## STATED TASK
Return all lines with the word "sekitar" in them.

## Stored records
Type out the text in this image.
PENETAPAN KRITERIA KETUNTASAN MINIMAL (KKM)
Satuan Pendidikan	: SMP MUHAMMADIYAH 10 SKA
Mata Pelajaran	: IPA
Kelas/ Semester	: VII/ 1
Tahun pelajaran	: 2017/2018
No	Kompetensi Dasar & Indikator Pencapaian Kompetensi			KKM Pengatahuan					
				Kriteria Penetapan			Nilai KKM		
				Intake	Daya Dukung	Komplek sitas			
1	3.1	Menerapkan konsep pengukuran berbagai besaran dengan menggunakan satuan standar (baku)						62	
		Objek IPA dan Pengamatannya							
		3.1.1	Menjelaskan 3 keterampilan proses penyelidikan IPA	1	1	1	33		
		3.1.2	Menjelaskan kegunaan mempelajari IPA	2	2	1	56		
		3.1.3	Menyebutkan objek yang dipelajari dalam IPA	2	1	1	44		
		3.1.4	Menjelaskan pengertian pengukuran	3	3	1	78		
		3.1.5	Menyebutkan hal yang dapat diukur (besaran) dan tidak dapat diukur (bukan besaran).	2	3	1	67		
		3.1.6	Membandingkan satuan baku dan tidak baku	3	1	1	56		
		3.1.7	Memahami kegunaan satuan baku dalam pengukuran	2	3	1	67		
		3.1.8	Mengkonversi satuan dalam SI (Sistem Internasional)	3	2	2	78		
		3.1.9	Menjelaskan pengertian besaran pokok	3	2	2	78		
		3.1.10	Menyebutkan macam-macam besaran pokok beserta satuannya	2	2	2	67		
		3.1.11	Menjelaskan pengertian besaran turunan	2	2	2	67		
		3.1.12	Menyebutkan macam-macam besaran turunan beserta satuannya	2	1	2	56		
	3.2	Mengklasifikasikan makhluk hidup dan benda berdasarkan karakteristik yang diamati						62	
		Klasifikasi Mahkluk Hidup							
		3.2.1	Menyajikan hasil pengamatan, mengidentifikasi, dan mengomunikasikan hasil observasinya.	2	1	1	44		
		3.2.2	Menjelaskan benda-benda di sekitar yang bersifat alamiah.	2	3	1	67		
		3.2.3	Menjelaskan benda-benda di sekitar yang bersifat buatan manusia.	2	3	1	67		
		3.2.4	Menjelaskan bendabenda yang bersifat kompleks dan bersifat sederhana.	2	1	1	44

## RESULT
		3.2.2	Menjelaskan benda-benda di sekitar yang bersifat alamiah.	2	3	1	67		
		3.2.3	Menjelaskan benda-benda di sekitar yang bersifat buatan manusia.	2	3	1	67		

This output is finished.